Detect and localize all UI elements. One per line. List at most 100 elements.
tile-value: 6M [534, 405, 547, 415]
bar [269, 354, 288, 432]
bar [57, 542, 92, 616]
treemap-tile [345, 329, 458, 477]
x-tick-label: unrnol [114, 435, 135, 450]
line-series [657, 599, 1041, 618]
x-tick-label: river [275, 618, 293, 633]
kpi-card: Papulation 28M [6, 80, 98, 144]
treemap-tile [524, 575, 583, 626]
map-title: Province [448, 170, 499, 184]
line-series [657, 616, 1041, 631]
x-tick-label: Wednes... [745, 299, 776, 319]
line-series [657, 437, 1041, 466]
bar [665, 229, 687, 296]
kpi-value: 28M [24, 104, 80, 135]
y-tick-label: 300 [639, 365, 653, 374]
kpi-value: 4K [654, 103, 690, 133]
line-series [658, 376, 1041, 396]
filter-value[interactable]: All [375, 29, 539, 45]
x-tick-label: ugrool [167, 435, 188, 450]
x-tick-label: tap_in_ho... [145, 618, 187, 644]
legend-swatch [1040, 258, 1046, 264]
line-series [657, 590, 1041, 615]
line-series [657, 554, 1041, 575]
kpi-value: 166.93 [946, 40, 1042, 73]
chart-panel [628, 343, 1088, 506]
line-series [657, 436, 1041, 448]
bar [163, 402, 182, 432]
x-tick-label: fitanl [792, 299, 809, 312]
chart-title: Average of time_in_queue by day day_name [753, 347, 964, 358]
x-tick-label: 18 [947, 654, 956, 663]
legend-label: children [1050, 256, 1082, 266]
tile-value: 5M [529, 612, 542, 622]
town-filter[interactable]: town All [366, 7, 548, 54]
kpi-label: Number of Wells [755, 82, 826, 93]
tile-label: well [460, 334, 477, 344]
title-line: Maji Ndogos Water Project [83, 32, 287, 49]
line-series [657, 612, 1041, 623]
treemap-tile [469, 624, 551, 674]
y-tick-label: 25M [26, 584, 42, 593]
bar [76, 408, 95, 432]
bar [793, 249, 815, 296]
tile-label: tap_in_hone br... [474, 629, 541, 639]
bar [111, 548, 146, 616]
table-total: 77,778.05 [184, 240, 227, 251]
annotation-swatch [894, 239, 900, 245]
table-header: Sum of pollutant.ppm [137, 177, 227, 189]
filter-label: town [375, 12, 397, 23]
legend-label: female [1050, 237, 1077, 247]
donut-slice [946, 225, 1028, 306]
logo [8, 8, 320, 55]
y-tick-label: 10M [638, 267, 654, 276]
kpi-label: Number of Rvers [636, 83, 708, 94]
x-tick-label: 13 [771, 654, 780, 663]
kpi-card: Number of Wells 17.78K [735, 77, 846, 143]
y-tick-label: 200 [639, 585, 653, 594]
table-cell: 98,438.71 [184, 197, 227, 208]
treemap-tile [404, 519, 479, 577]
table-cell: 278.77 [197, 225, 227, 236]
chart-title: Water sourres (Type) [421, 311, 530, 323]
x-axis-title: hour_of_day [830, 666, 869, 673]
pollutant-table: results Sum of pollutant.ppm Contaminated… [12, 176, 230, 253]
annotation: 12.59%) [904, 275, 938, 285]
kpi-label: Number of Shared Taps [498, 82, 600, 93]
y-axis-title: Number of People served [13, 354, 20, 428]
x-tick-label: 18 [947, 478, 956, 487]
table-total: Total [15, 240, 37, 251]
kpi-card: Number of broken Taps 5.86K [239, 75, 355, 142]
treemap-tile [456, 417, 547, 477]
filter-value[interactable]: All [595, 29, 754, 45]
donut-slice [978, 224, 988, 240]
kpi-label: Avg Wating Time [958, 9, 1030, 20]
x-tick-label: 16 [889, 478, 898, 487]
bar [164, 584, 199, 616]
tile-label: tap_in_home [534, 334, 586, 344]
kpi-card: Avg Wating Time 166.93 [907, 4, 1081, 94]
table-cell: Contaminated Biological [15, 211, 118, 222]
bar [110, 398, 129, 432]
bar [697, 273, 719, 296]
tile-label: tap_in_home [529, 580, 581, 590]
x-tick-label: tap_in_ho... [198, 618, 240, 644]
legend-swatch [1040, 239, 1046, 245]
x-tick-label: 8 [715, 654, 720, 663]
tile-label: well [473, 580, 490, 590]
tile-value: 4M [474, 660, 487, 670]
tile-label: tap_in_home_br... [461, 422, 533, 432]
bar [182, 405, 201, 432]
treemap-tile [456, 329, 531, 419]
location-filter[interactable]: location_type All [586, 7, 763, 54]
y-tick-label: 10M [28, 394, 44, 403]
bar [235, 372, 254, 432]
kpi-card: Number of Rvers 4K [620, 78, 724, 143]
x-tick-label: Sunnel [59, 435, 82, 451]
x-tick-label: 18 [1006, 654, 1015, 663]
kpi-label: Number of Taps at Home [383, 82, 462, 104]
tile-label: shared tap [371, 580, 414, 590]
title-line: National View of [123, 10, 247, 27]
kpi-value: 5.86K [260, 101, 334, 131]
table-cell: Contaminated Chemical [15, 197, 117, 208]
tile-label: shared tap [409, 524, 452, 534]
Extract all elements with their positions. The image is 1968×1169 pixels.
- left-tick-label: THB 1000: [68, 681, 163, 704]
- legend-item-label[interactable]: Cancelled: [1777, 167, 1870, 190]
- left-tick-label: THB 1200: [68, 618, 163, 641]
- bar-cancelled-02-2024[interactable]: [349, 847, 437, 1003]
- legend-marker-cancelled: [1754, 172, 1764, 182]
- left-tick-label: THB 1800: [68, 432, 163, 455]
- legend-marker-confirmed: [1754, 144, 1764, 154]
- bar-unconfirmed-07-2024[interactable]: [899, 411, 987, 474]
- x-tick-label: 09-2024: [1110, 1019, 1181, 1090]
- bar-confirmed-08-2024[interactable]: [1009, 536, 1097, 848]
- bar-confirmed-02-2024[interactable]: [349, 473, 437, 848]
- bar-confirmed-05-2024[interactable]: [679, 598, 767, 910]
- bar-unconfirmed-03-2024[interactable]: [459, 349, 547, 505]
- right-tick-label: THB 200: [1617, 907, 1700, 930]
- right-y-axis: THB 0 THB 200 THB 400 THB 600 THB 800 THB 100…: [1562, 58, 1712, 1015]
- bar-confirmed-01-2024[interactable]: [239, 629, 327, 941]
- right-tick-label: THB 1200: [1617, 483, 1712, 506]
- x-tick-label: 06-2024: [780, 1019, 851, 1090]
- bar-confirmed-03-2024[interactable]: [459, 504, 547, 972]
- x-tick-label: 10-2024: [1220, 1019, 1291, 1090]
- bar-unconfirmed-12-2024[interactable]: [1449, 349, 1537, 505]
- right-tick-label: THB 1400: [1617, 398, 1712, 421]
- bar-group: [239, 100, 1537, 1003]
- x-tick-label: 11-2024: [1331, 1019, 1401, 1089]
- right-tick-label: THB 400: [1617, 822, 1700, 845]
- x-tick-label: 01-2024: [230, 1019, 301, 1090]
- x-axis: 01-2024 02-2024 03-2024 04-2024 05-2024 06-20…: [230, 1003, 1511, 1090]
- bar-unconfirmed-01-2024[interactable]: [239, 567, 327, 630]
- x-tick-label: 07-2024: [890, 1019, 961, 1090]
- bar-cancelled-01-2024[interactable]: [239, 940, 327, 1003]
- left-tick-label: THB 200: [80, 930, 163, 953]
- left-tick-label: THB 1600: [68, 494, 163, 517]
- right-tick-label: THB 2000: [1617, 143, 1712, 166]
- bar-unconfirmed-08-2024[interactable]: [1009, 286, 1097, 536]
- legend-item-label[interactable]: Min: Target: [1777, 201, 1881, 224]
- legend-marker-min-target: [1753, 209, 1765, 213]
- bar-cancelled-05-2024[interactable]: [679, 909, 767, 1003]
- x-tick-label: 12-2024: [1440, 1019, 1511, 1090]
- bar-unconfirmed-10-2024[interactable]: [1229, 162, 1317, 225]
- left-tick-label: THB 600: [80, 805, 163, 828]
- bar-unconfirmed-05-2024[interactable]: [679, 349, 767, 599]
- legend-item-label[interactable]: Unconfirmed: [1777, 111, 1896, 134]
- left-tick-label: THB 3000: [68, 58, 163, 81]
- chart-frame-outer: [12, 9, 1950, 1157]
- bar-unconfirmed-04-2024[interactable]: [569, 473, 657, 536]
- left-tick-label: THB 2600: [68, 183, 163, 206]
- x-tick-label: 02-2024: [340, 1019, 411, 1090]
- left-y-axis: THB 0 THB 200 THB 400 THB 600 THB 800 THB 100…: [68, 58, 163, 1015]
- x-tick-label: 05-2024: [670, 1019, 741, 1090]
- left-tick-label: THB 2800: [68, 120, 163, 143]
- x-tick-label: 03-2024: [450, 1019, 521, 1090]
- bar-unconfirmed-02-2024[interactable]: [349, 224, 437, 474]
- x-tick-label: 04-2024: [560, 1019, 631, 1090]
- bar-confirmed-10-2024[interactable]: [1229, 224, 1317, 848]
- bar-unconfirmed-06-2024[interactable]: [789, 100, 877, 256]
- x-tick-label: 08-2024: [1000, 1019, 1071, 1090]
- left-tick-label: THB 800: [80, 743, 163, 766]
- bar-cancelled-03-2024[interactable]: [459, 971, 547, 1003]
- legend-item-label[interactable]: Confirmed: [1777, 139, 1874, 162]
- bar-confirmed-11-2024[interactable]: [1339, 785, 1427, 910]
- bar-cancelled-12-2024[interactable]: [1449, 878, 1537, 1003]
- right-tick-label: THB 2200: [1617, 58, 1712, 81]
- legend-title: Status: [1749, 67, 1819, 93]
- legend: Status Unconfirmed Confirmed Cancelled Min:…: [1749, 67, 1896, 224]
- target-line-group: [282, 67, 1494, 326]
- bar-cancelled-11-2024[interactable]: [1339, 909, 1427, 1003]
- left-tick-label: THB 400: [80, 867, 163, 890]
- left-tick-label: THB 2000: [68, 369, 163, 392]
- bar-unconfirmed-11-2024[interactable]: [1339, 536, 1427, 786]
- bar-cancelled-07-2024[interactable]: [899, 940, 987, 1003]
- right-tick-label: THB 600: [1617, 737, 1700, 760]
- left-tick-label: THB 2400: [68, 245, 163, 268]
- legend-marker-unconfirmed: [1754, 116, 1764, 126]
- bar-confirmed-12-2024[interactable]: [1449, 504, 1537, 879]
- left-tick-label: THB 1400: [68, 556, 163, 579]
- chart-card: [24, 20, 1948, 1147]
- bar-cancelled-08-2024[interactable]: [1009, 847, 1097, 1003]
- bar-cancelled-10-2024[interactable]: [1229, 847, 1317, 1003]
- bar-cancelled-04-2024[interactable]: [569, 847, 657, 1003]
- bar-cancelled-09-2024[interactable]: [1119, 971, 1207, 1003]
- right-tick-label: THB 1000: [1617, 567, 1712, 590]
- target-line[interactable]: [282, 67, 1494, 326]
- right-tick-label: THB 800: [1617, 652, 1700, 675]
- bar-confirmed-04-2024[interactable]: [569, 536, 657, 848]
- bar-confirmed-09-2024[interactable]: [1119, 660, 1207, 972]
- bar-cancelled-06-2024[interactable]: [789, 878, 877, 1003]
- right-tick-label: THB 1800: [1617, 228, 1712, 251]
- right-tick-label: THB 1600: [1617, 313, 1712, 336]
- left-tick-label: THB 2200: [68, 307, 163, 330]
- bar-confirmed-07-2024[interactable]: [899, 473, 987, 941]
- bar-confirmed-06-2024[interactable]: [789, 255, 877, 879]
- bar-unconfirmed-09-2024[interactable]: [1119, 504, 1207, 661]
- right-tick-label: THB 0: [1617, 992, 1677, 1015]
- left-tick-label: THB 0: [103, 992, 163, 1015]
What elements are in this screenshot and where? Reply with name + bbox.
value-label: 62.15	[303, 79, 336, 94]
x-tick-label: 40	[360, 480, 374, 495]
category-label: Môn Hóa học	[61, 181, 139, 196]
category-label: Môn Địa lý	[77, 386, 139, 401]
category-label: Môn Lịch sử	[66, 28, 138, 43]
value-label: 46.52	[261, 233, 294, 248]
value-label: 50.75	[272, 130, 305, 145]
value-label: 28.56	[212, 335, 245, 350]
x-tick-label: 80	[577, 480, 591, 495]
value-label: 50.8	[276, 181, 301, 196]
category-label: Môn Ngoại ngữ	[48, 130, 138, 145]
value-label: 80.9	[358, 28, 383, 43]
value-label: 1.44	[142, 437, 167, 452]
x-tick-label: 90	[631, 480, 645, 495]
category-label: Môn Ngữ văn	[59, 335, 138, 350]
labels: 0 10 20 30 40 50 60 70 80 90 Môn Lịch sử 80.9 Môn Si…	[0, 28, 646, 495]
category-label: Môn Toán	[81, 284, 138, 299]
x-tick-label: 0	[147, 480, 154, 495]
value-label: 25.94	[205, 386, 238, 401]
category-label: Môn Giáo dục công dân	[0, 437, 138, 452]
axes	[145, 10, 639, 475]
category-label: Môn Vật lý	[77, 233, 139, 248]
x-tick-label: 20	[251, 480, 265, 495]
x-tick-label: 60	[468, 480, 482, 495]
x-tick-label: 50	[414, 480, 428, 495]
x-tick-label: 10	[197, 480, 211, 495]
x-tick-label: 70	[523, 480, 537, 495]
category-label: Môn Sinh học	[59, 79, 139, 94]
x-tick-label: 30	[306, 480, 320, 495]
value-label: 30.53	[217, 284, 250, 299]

*****

§ Task requirements
Pick out each line in the items above that contains the string "Status".

§ Response to the exercise
- legend-title: Status: [1749, 67, 1819, 93]
- legend: Status Unconfirmed Confirmed Cancelled Min:…: [1749, 67, 1896, 224]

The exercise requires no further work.